START

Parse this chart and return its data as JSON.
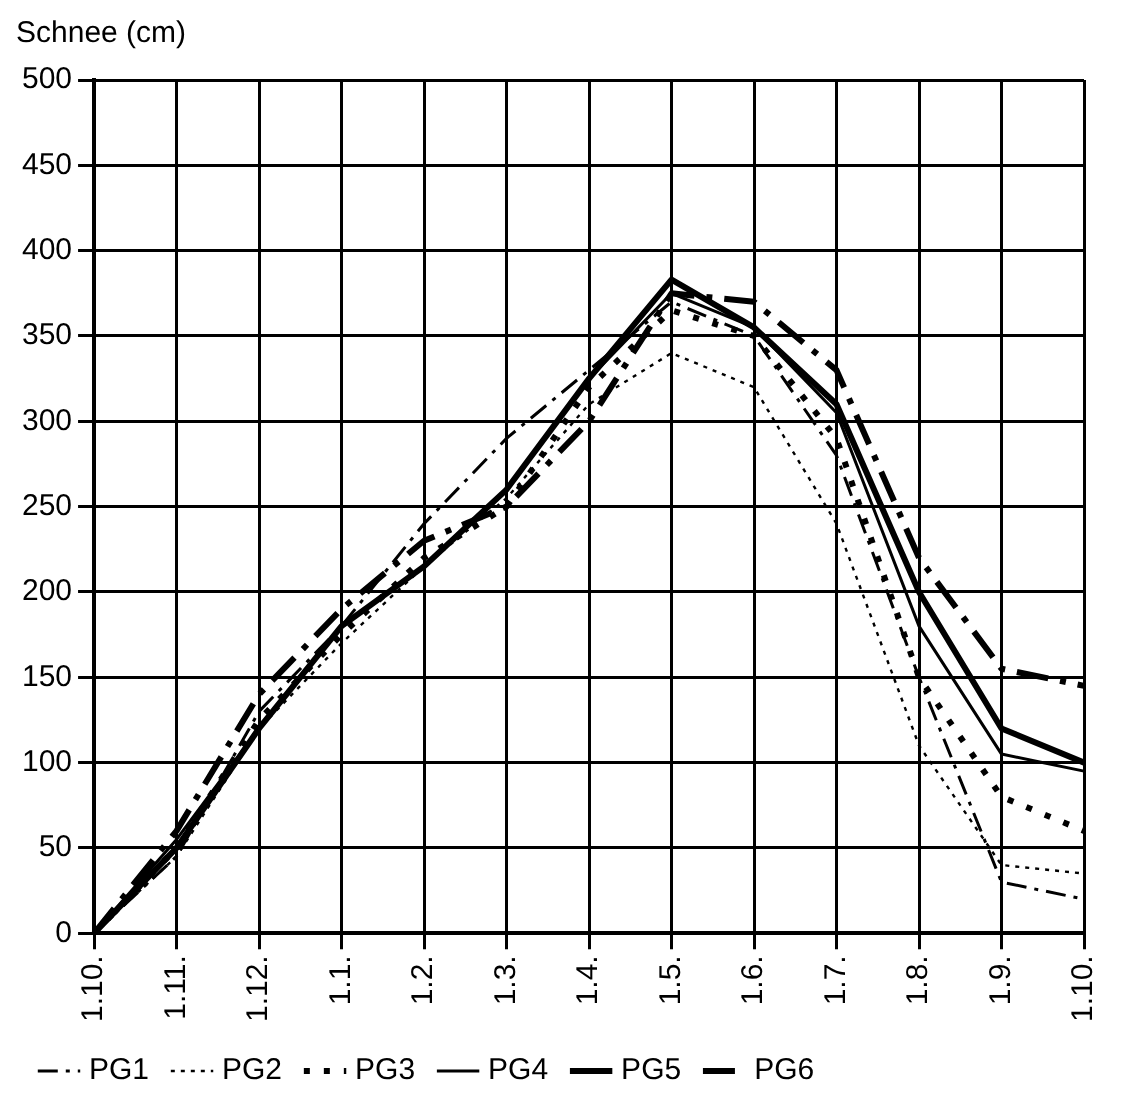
{
  "chart_data": {
    "type": "line",
    "ylabel": "Schnee (cm)",
    "categories": [
      "1.10.",
      "1.11.",
      "1.12.",
      "1.1.",
      "1.2.",
      "1.3.",
      "1.4.",
      "1.5.",
      "1.6.",
      "1.7.",
      "1.8.",
      "1.9.",
      "1.10."
    ],
    "series": [
      {
        "name": "PG1",
        "color": "#000000",
        "line_style": "dashed",
        "values": [
          0,
          45,
          130,
          180,
          240,
          290,
          330,
          370,
          350,
          280,
          150,
          30,
          20
        ]
      },
      {
        "name": "PG2",
        "color": "#000000",
        "line_style": "dotted",
        "values": [
          0,
          45,
          120,
          170,
          215,
          255,
          310,
          340,
          320,
          240,
          110,
          40,
          35
        ]
      },
      {
        "name": "PG3",
        "color": "#000000",
        "line_style": "dotted",
        "values": [
          0,
          50,
          125,
          175,
          220,
          250,
          320,
          365,
          350,
          290,
          150,
          80,
          60
        ]
      },
      {
        "name": "PG4",
        "color": "#000000",
        "line_style": "solid",
        "values": [
          0,
          55,
          120,
          180,
          215,
          260,
          325,
          375,
          355,
          305,
          180,
          105,
          95
        ]
      },
      {
        "name": "PG5",
        "color": "#000000",
        "line_style": "solid",
        "values": [
          0,
          50,
          120,
          180,
          215,
          260,
          325,
          383,
          355,
          310,
          200,
          120,
          100
        ]
      },
      {
        "name": "PG6",
        "color": "#000000",
        "line_style": "dashed",
        "values": [
          0,
          60,
          140,
          190,
          230,
          250,
          300,
          375,
          370,
          330,
          220,
          155,
          145
        ]
      }
    ],
    "ylim": [
      0,
      500
    ],
    "yticks": [
      0,
      50,
      100,
      150,
      200,
      250,
      300,
      350,
      400,
      450,
      500
    ],
    "grid": true,
    "legend": "bottom",
    "marker": "none"
  }
}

END

Without the pictures, return all the records precisely as they stand.

Parse this chart and return its data as JSON.
{
  "chart_data": {
    "type": "line",
    "ylabel": "Schnee (cm)",
    "categories": [
      "1.10.",
      "1.11.",
      "1.12.",
      "1.1.",
      "1.2.",
      "1.3.",
      "1.4.",
      "1.5.",
      "1.6.",
      "1.7.",
      "1.8.",
      "1.9.",
      "1.10."
    ],
    "series": [
      {
        "name": "PG1",
        "color": "#000000",
        "line_style": "dashed",
        "values": [
          0,
          45,
          130,
          180,
          240,
          290,
          330,
          370,
          350,
          280,
          150,
          30,
          20
        ]
      },
      {
        "name": "PG2",
        "color": "#000000",
        "line_style": "dotted",
        "values": [
          0,
          45,
          120,
          170,
          215,
          255,
          310,
          340,
          320,
          240,
          110,
          40,
          35
        ]
      },
      {
        "name": "PG3",
        "color": "#000000",
        "line_style": "dotted",
        "values": [
          0,
          50,
          125,
          175,
          220,
          250,
          320,
          365,
          350,
          290,
          150,
          80,
          60
        ]
      },
      {
        "name": "PG4",
        "color": "#000000",
        "line_style": "solid",
        "values": [
          0,
          55,
          120,
          180,
          215,
          260,
          325,
          375,
          355,
          305,
          180,
          105,
          95
        ]
      },
      {
        "name": "PG5",
        "color": "#000000",
        "line_style": "solid",
        "values": [
          0,
          50,
          120,
          180,
          215,
          260,
          325,
          383,
          355,
          310,
          200,
          120,
          100
        ]
      },
      {
        "name": "PG6",
        "color": "#000000",
        "line_style": "dashed",
        "values": [
          0,
          60,
          140,
          190,
          230,
          250,
          300,
          375,
          370,
          330,
          220,
          155,
          145
        ]
      }
    ],
    "ylim": [
      0,
      500
    ],
    "yticks": [
      0,
      50,
      100,
      150,
      200,
      250,
      300,
      350,
      400,
      450,
      500
    ],
    "grid": true,
    "legend": "bottom",
    "marker": "none"
  }
}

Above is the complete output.